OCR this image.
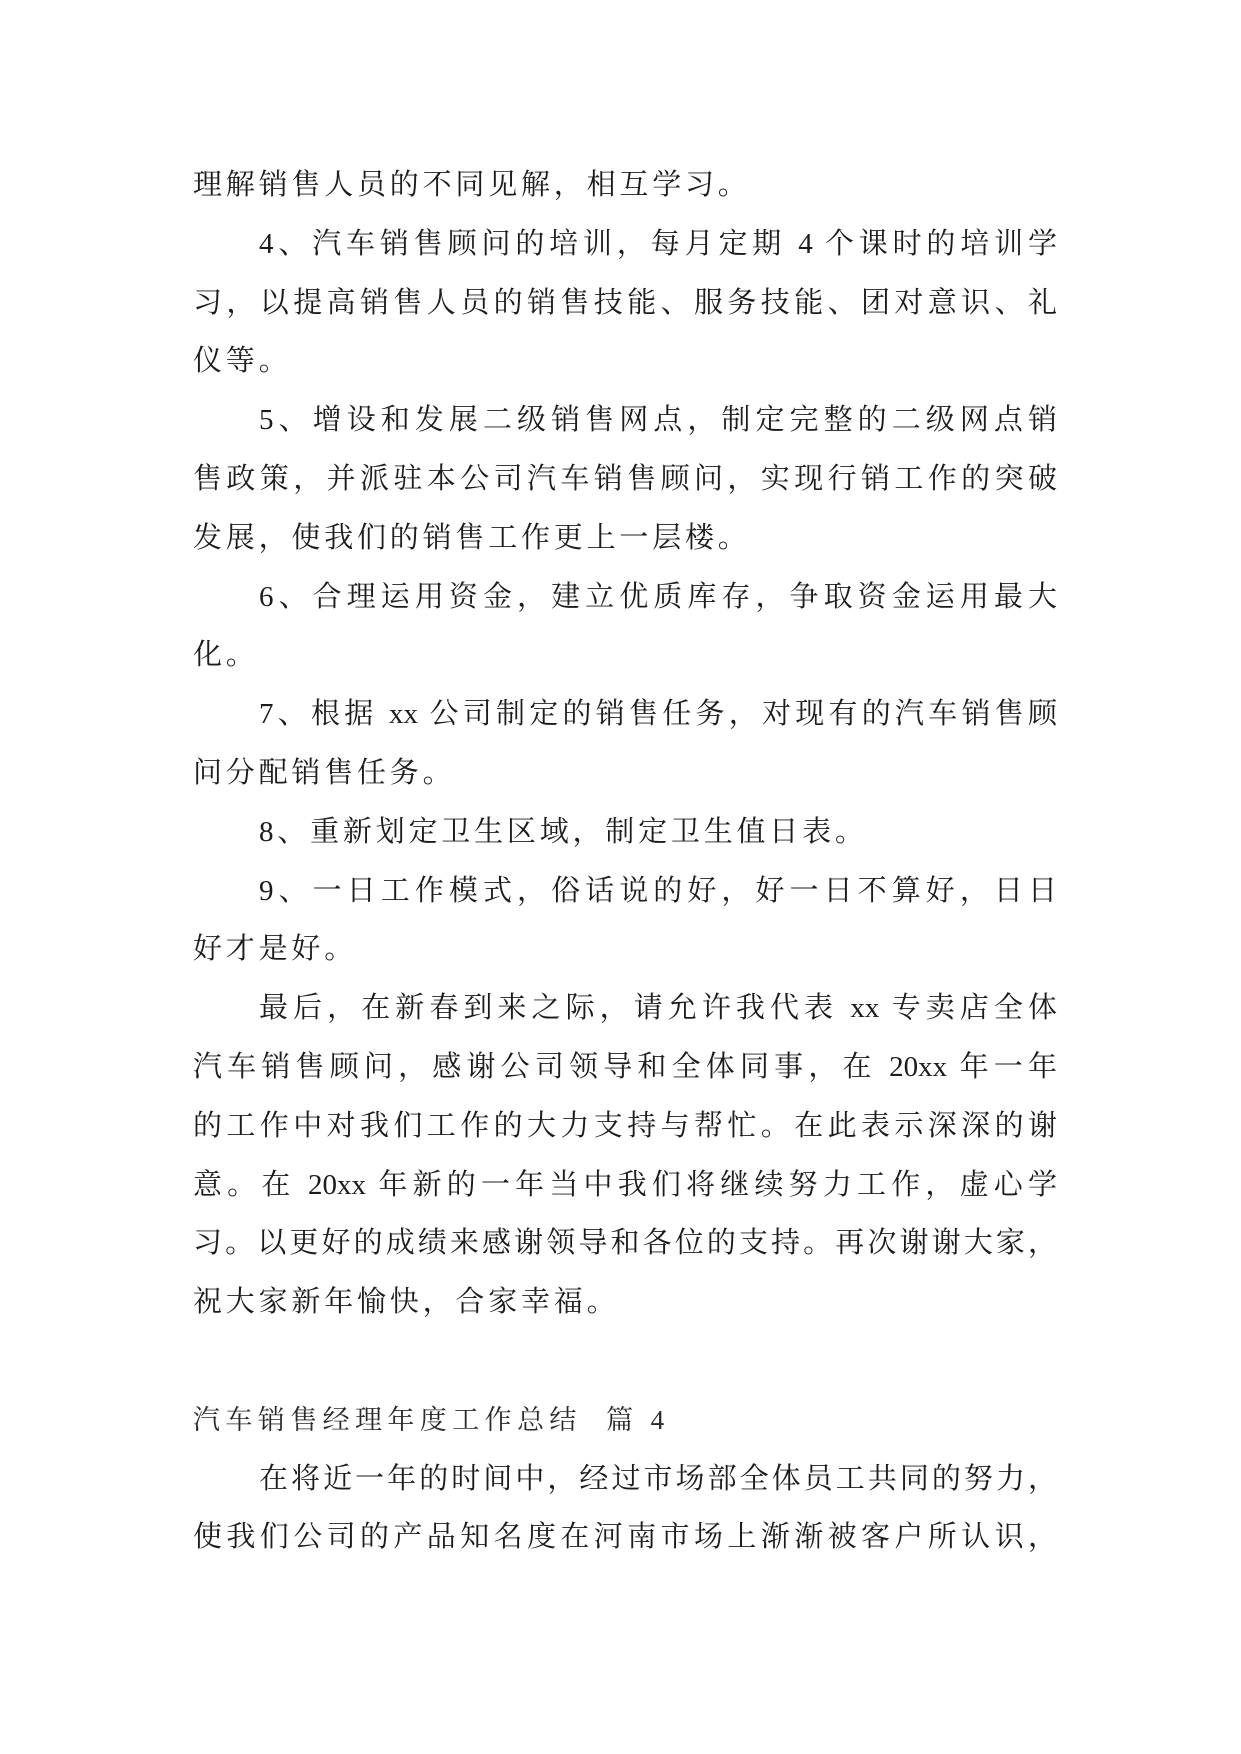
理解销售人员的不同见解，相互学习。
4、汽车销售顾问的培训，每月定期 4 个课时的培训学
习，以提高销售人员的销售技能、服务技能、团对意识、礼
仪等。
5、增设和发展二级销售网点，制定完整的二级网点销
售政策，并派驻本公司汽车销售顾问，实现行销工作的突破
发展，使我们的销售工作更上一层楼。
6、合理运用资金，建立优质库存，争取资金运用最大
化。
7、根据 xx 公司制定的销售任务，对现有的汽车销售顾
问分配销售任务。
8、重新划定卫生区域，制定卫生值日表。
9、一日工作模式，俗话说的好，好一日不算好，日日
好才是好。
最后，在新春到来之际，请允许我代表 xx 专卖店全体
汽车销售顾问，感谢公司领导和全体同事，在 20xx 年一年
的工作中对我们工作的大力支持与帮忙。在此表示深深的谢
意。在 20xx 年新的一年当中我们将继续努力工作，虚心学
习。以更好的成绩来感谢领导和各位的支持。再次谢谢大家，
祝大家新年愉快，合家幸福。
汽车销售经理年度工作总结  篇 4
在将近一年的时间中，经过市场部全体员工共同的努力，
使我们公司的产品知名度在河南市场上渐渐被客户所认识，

* * *

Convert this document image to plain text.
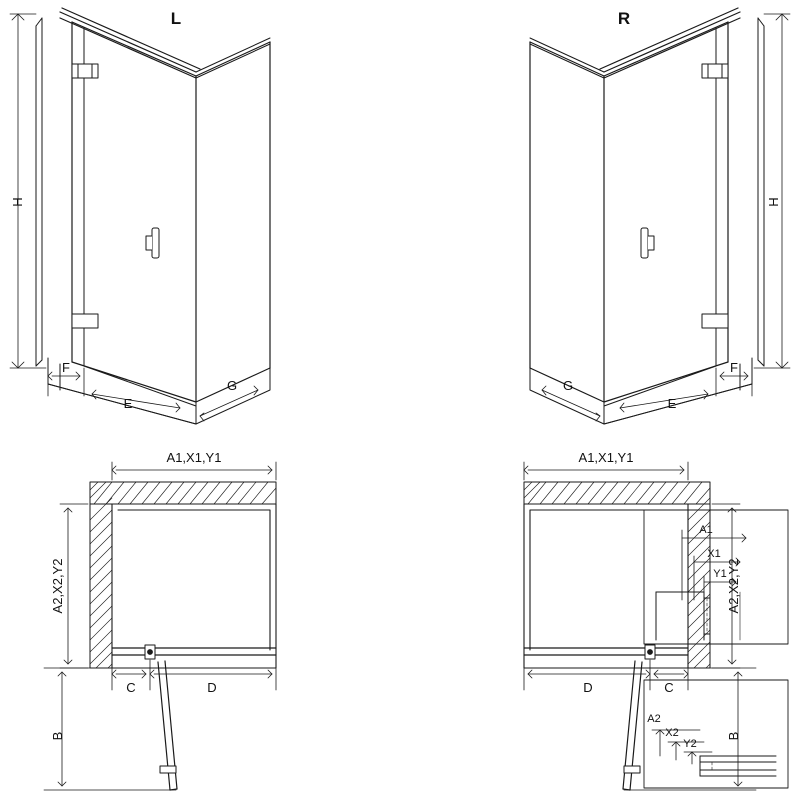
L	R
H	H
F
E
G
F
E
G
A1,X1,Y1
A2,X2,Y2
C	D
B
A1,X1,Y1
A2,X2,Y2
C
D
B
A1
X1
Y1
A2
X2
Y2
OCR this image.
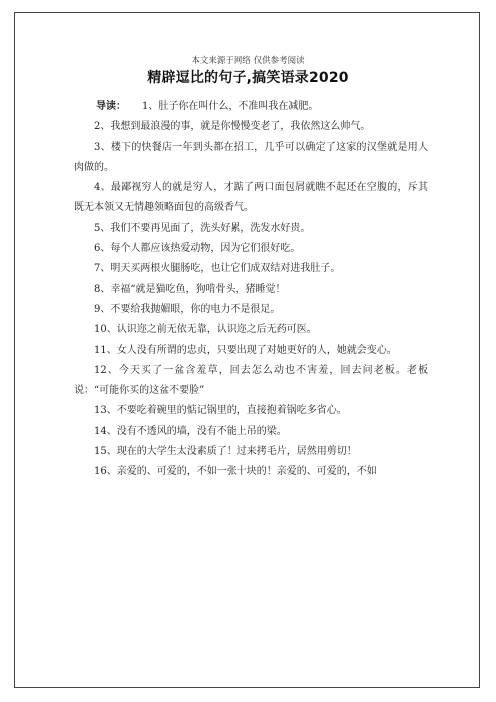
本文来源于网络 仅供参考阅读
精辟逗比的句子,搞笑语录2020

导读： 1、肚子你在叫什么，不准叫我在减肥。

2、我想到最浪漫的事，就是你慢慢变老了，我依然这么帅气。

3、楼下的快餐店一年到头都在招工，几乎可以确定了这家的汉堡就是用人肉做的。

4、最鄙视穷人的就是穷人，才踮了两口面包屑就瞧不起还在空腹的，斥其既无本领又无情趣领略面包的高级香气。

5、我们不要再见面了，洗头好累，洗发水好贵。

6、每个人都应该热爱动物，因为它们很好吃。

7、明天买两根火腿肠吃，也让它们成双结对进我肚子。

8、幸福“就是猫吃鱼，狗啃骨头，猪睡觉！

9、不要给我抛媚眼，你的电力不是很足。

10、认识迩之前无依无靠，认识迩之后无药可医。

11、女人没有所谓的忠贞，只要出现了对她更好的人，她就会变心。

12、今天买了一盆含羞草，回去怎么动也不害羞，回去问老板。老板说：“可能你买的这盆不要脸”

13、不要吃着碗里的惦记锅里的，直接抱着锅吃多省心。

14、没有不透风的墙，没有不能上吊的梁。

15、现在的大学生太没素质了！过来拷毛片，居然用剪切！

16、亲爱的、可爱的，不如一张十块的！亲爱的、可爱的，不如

==

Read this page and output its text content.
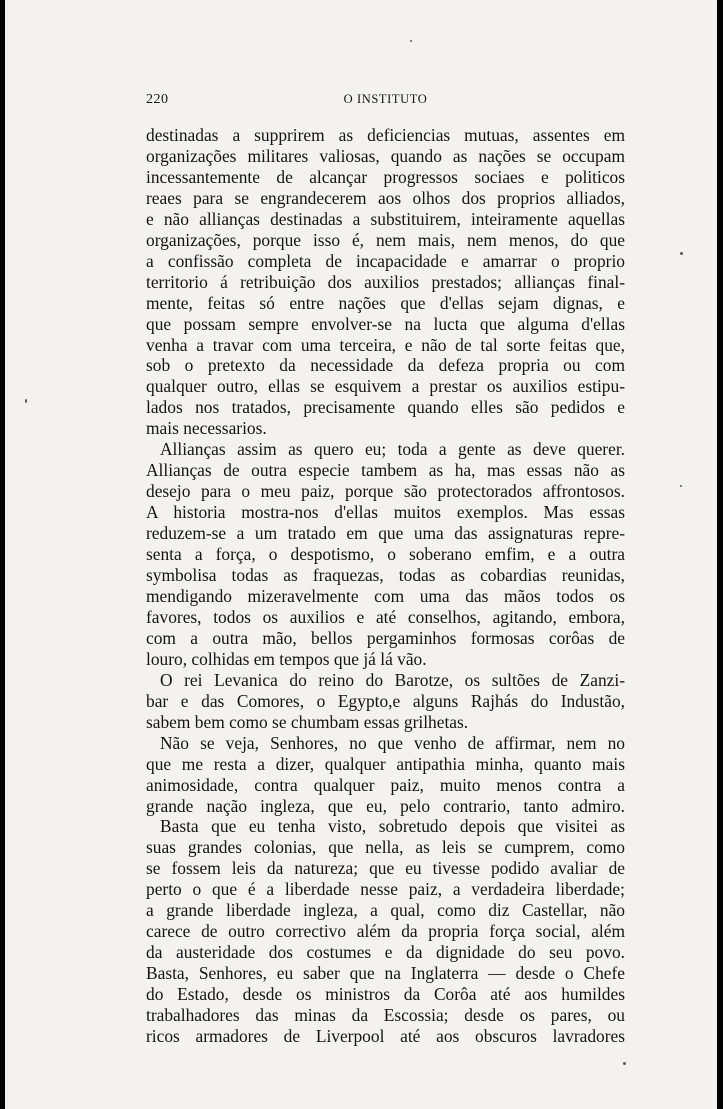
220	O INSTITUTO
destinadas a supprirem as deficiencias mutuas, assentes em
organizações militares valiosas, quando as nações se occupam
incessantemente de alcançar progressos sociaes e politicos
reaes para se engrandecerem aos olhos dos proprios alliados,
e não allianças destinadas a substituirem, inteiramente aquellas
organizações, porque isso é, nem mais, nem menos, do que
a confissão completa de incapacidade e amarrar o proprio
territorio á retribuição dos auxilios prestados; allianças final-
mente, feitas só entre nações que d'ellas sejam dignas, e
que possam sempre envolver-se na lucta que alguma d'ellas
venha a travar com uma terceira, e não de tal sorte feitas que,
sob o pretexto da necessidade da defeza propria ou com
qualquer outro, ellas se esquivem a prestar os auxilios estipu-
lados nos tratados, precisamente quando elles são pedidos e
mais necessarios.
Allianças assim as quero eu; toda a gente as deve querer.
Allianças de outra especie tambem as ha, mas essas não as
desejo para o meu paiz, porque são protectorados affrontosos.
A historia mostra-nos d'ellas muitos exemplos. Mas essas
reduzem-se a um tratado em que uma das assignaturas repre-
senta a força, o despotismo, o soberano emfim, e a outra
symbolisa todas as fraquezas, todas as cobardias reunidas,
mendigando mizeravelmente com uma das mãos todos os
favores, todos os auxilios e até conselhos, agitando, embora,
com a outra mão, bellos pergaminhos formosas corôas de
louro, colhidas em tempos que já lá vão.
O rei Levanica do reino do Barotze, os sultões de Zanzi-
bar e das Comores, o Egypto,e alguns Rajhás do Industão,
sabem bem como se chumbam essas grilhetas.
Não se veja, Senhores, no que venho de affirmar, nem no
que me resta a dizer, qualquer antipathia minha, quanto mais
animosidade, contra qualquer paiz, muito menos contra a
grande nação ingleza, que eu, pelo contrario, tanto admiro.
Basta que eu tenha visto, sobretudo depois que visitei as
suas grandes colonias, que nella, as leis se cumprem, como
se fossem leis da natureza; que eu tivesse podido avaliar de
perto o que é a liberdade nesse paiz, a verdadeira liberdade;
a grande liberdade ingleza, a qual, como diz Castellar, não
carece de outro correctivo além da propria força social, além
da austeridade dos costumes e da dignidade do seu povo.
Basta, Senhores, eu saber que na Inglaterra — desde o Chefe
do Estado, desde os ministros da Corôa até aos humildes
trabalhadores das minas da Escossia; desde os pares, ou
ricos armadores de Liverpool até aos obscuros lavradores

◆ What to do:
Extract every line containing the string "desde" from the data above.

◆ Response for this exercise:
Basta, Senhores, eu saber que na Inglaterra — desde o Chefe
do Estado, desde os ministros da Corôa até aos humildes
trabalhadores das minas da Escossia; desde os pares, ou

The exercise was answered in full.